Request:
Pull out every line below containing the word "xlabel".

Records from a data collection
----------------------------------------

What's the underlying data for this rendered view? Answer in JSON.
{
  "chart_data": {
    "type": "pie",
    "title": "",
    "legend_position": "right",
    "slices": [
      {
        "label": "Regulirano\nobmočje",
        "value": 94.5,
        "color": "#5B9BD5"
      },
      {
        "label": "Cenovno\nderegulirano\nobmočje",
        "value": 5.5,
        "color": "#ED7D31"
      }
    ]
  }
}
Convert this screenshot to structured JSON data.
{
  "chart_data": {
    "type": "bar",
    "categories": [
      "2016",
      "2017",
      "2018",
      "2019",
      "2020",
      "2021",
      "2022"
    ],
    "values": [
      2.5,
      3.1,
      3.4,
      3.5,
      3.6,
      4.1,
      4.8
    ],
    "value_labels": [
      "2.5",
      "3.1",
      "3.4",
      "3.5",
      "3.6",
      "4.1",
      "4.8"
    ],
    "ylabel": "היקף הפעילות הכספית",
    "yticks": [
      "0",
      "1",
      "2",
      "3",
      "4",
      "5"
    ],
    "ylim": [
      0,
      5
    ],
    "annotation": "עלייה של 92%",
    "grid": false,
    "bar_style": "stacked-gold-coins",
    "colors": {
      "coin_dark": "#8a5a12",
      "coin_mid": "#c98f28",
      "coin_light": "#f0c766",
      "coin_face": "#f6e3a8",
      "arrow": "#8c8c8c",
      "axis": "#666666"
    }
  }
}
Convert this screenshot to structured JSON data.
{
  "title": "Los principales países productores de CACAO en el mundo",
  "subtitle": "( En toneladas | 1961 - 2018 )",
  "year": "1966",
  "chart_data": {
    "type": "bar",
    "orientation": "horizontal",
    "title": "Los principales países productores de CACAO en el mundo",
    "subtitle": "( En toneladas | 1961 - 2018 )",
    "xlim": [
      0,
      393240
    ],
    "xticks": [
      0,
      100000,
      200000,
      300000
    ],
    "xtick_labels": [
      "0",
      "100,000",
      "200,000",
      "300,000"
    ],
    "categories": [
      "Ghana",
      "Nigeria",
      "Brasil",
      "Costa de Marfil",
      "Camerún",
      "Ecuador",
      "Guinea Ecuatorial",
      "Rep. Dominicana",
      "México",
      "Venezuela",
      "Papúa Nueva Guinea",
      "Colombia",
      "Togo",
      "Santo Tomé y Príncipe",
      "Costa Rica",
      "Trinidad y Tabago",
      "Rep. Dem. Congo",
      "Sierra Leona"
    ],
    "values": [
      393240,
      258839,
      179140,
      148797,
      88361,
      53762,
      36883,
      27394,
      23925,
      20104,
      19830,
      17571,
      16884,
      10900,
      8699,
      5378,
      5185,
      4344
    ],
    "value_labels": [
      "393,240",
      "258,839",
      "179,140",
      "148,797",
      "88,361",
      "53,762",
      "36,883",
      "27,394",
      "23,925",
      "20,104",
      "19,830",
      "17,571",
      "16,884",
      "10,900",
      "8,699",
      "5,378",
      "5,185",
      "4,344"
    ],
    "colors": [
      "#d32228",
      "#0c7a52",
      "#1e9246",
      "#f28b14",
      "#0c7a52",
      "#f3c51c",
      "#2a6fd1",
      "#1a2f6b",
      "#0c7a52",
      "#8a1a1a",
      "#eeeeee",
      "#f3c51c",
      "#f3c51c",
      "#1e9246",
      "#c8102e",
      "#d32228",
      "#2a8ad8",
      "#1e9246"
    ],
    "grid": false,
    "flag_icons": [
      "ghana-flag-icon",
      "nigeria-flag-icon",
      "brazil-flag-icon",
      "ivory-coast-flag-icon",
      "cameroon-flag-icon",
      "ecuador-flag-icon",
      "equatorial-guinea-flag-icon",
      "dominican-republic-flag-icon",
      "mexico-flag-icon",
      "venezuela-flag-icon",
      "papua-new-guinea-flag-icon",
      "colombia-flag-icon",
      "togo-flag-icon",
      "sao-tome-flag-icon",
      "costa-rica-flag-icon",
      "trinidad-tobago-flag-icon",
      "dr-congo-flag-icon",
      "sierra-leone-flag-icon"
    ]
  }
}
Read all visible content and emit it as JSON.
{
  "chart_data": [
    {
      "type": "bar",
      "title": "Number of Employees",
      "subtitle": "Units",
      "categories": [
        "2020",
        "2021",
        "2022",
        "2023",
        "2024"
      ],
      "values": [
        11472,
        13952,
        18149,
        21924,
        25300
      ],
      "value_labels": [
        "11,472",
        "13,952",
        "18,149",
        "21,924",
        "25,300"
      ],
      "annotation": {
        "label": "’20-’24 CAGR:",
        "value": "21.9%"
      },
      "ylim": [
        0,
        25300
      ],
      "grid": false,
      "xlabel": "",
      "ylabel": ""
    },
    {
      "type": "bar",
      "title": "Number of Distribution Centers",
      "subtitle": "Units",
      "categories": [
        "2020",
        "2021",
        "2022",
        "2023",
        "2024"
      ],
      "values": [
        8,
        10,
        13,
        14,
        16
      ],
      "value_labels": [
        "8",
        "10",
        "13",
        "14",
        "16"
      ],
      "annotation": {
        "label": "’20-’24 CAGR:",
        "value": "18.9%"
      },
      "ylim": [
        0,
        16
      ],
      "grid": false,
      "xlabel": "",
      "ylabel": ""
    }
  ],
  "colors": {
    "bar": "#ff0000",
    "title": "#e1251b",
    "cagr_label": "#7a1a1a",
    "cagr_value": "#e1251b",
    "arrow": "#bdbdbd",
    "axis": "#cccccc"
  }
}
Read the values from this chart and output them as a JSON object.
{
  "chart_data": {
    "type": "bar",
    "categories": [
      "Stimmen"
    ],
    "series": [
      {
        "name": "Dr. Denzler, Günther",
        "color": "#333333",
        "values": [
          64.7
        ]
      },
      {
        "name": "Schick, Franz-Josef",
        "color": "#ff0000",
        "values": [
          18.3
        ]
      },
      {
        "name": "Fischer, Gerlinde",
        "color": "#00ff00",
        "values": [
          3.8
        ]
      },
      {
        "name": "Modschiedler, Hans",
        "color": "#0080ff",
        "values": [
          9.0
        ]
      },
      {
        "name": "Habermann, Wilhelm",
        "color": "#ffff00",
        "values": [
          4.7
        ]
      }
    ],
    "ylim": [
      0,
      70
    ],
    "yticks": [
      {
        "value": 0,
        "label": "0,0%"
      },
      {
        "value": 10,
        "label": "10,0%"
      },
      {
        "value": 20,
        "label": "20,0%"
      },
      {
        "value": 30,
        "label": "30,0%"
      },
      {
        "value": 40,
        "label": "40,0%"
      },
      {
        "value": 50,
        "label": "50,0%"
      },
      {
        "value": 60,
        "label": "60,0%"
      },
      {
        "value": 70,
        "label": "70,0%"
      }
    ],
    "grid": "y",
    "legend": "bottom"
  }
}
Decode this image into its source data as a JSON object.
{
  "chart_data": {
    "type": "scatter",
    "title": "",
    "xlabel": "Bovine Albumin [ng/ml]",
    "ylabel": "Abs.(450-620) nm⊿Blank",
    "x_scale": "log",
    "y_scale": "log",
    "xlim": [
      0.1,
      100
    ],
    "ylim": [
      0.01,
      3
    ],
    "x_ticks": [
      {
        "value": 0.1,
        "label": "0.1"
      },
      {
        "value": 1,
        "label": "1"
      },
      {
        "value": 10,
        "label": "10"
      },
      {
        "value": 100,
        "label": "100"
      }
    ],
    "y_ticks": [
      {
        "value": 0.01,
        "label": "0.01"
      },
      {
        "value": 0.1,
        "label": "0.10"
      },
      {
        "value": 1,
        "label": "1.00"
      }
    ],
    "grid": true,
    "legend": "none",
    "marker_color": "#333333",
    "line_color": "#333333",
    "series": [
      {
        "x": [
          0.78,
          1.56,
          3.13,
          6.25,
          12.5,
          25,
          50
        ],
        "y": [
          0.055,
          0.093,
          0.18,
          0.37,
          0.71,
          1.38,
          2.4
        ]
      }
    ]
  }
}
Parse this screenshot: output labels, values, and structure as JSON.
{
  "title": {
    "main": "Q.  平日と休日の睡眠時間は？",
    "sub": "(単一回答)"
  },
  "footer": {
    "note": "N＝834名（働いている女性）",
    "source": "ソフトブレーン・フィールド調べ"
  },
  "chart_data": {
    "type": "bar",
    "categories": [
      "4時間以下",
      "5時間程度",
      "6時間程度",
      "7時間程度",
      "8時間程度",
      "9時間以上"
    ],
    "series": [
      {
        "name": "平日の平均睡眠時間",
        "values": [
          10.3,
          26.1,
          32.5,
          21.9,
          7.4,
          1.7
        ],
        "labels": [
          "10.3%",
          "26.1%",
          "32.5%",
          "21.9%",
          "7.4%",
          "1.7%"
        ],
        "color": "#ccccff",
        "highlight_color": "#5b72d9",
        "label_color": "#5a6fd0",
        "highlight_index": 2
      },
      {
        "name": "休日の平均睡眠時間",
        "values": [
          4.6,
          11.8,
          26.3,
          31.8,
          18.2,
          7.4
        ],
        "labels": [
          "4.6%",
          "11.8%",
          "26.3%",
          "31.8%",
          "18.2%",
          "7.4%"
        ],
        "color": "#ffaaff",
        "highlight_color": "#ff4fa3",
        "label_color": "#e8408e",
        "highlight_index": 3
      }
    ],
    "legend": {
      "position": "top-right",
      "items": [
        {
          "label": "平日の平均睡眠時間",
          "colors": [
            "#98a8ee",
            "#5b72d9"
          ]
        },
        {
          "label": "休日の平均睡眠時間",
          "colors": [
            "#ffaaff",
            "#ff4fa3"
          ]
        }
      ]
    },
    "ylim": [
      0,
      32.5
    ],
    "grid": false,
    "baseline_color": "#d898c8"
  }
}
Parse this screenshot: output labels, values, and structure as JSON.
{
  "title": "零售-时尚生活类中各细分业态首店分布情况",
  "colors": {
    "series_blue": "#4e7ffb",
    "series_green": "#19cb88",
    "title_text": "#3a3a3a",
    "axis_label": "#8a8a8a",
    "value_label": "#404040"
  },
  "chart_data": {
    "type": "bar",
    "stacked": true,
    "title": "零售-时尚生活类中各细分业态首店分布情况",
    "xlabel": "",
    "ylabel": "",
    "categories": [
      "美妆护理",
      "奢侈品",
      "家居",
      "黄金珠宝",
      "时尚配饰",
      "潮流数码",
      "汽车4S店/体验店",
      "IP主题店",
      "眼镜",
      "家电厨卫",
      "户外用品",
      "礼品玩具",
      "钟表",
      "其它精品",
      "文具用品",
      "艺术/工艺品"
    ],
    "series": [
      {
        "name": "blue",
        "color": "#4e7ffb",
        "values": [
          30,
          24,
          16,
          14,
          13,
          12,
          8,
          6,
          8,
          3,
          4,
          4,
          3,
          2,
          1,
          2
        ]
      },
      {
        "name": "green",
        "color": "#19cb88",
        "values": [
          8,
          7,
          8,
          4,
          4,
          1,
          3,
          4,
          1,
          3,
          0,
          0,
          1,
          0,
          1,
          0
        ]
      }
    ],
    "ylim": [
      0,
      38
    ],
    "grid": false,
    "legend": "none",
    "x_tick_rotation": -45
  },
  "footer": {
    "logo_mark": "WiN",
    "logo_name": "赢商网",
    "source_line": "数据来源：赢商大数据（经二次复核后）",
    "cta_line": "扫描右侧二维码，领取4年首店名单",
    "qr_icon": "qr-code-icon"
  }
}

----------------------------------------

Completed exercise:
      "xlabel": "",
      "xlabel": "",
    "xlabel": "Bovine Albumin [ng/ml]",
    "xlabel": "",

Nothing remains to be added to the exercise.